▶ [Requirement]
Please output the lines shown below exactly as they appear.

▶ [Items listed in a dataset]
★ ★ ★
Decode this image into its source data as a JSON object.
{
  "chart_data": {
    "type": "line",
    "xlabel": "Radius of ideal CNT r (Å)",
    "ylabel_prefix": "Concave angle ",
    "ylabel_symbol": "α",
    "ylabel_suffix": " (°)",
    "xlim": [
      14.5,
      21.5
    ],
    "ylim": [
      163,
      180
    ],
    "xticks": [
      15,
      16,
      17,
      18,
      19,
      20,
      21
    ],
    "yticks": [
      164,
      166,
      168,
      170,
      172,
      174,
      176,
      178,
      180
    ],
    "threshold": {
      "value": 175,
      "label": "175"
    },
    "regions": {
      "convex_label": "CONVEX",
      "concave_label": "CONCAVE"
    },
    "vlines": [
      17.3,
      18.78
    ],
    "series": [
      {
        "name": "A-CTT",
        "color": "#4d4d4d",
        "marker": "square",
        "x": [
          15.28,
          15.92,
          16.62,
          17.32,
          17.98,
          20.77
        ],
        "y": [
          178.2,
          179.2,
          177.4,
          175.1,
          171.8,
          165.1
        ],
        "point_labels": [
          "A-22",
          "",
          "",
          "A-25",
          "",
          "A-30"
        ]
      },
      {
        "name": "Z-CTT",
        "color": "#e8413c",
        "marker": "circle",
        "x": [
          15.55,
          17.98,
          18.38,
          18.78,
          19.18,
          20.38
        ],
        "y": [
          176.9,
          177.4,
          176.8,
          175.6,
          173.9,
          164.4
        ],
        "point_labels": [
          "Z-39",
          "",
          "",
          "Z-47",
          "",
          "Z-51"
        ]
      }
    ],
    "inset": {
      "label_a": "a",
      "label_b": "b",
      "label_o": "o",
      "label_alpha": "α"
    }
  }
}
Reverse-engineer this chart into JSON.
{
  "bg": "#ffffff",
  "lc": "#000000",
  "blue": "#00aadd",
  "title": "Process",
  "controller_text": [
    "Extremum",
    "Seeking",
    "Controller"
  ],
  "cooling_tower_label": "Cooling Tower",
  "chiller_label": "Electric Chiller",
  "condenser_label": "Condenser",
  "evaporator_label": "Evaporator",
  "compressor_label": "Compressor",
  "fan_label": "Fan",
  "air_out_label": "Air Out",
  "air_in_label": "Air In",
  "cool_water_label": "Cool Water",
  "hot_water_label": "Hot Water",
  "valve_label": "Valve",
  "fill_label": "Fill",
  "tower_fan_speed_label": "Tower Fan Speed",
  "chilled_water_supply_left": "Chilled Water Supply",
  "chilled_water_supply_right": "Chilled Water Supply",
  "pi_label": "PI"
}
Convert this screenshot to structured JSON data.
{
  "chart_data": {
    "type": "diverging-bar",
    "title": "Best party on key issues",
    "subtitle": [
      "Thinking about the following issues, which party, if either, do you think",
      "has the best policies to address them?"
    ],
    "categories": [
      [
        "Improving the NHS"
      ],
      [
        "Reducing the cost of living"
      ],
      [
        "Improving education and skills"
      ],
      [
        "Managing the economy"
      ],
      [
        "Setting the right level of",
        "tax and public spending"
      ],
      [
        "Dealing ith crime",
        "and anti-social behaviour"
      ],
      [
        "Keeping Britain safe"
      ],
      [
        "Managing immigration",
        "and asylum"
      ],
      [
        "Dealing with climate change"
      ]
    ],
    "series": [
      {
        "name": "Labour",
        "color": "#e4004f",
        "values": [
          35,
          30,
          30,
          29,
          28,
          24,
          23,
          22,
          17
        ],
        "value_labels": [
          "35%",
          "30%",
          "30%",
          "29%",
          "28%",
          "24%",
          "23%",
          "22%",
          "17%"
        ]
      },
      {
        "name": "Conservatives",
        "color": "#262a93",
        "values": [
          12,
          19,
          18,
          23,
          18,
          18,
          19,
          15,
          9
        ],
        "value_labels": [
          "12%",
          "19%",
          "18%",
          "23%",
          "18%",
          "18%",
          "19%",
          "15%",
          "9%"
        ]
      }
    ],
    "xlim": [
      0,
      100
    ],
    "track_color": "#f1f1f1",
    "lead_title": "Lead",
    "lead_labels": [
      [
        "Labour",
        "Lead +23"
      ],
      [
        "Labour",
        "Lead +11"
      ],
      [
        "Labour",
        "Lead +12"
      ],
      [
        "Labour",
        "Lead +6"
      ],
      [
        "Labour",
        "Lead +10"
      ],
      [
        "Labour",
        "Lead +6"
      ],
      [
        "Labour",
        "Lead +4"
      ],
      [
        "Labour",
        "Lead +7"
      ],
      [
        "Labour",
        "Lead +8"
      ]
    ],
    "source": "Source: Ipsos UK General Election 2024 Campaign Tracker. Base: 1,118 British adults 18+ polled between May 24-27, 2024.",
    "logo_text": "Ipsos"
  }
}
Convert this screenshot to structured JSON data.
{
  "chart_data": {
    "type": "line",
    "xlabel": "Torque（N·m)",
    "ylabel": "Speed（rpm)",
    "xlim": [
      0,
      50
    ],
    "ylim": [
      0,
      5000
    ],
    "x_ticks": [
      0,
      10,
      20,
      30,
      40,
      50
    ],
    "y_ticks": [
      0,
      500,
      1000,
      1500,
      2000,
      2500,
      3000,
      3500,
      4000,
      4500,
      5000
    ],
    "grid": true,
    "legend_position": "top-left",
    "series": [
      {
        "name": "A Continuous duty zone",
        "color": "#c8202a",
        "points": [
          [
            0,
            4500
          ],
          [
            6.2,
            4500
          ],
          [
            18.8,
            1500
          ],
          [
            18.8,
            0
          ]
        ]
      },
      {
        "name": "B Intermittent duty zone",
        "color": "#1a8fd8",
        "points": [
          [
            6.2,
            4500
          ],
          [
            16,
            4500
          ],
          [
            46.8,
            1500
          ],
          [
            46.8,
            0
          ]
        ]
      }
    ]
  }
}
★ ★ ★
▶ [Solution to the exercise]
Decode this image into its source data as a JSON object.
{
  "chart_data": {
    "type": "line",
    "xlabel": "Radius of ideal CNT r (Å)",
    "ylabel_prefix": "Concave angle ",
    "ylabel_symbol": "α",
    "ylabel_suffix": " (°)",
    "xlim": [
      14.5,
      21.5
    ],
    "ylim": [
      163,
      180
    ],
    "xticks": [
      15,
      16,
      17,
      18,
      19,
      20,
      21
    ],
    "yticks": [
      164,
      166,
      168,
      170,
      172,
      174,
      176,
      178,
      180
    ],
    "threshold": {
      "value": 175,
      "label": "175"
    },
    "regions": {
      "convex_label": "CONVEX",
      "concave_label": "CONCAVE"
    },
    "vlines": [
      17.3,
      18.78
    ],
    "series": [
      {
        "name": "A-CTT",
        "color": "#4d4d4d",
        "marker": "square",
        "x": [
          15.28,
          15.92,
          16.62,
          17.32,
          17.98,
          20.77
        ],
        "y": [
          178.2,
          179.2,
          177.4,
          175.1,
          171.8,
          165.1
        ],
        "point_labels": [
          "A-22",
          "",
          "",
          "A-25",
          "",
          "A-30"
        ]
      },
      {
        "name": "Z-CTT",
        "color": "#e8413c",
        "marker": "circle",
        "x": [
          15.55,
          17.98,
          18.38,
          18.78,
          19.18,
          20.38
        ],
        "y": [
          176.9,
          177.4,
          176.8,
          175.6,
          173.9,
          164.4
        ],
        "point_labels": [
          "Z-39",
          "",
          "",
          "Z-47",
          "",
          "Z-51"
        ]
      }
    ],
    "inset": {
      "label_a": "a",
      "label_b": "b",
      "label_o": "o",
      "label_alpha": "α"
    }
  }
}
Reverse-engineer this chart into JSON.
{
  "bg": "#ffffff",
  "lc": "#000000",
  "blue": "#00aadd",
  "title": "Process",
  "controller_text": [
    "Extremum",
    "Seeking",
    "Controller"
  ],
  "cooling_tower_label": "Cooling Tower",
  "chiller_label": "Electric Chiller",
  "condenser_label": "Condenser",
  "evaporator_label": "Evaporator",
  "compressor_label": "Compressor",
  "fan_label": "Fan",
  "air_out_label": "Air Out",
  "air_in_label": "Air In",
  "cool_water_label": "Cool Water",
  "hot_water_label": "Hot Water",
  "valve_label": "Valve",
  "fill_label": "Fill",
  "tower_fan_speed_label": "Tower Fan Speed",
  "chilled_water_supply_left": "Chilled Water Supply",
  "chilled_water_supply_right": "Chilled Water Supply",
  "pi_label": "PI"
}
Convert this screenshot to structured JSON data.
{
  "chart_data": {
    "type": "diverging-bar",
    "title": "Best party on key issues",
    "subtitle": [
      "Thinking about the following issues, which party, if either, do you think",
      "has the best policies to address them?"
    ],
    "categories": [
      [
        "Improving the NHS"
      ],
      [
        "Reducing the cost of living"
      ],
      [
        "Improving education and skills"
      ],
      [
        "Managing the economy"
      ],
      [
        "Setting the right level of",
        "tax and public spending"
      ],
      [
        "Dealing ith crime",
        "and anti-social behaviour"
      ],
      [
        "Keeping Britain safe"
      ],
      [
        "Managing immigration",
        "and asylum"
      ],
      [
        "Dealing with climate change"
      ]
    ],
    "series": [
      {
        "name": "Labour",
        "color": "#e4004f",
        "values": [
          35,
          30,
          30,
          29,
          28,
          24,
          23,
          22,
          17
        ],
        "value_labels": [
          "35%",
          "30%",
          "30%",
          "29%",
          "28%",
          "24%",
          "23%",
          "22%",
          "17%"
        ]
      },
      {
        "name": "Conservatives",
        "color": "#262a93",
        "values": [
          12,
          19,
          18,
          23,
          18,
          18,
          19,
          15,
          9
        ],
        "value_labels": [
          "12%",
          "19%",
          "18%",
          "23%",
          "18%",
          "18%",
          "19%",
          "15%",
          "9%"
        ]
      }
    ],
    "xlim": [
      0,
      100
    ],
    "track_color": "#f1f1f1",
    "lead_title": "Lead",
    "lead_labels": [
      [
        "Labour",
        "Lead +23"
      ],
      [
        "Labour",
        "Lead +11"
      ],
      [
        "Labour",
        "Lead +12"
      ],
      [
        "Labour",
        "Lead +6"
      ],
      [
        "Labour",
        "Lead +10"
      ],
      [
        "Labour",
        "Lead +6"
      ],
      [
        "Labour",
        "Lead +4"
      ],
      [
        "Labour",
        "Lead +7"
      ],
      [
        "Labour",
        "Lead +8"
      ]
    ],
    "source": "Source: Ipsos UK General Election 2024 Campaign Tracker. Base: 1,118 British adults 18+ polled between May 24-27, 2024.",
    "logo_text": "Ipsos"
  }
}
Convert this screenshot to structured JSON data.
{
  "chart_data": {
    "type": "line",
    "xlabel": "Torque（N·m)",
    "ylabel": "Speed（rpm)",
    "xlim": [
      0,
      50
    ],
    "ylim": [
      0,
      5000
    ],
    "x_ticks": [
      0,
      10,
      20,
      30,
      40,
      50
    ],
    "y_ticks": [
      0,
      500,
      1000,
      1500,
      2000,
      2500,
      3000,
      3500,
      4000,
      4500,
      5000
    ],
    "grid": true,
    "legend_position": "top-left",
    "series": [
      {
        "name": "A Continuous duty zone",
        "color": "#c8202a",
        "points": [
          [
            0,
            4500
          ],
          [
            6.2,
            4500
          ],
          [
            18.8,
            1500
          ],
          [
            18.8,
            0
          ]
        ]
      },
      {
        "name": "B Intermittent duty zone",
        "color": "#1a8fd8",
        "points": [
          [
            6.2,
            4500
          ],
          [
            16,
            4500
          ],
          [
            46.8,
            1500
          ],
          [
            46.8,
            0
          ]
        ]
      }
    ]
  }
}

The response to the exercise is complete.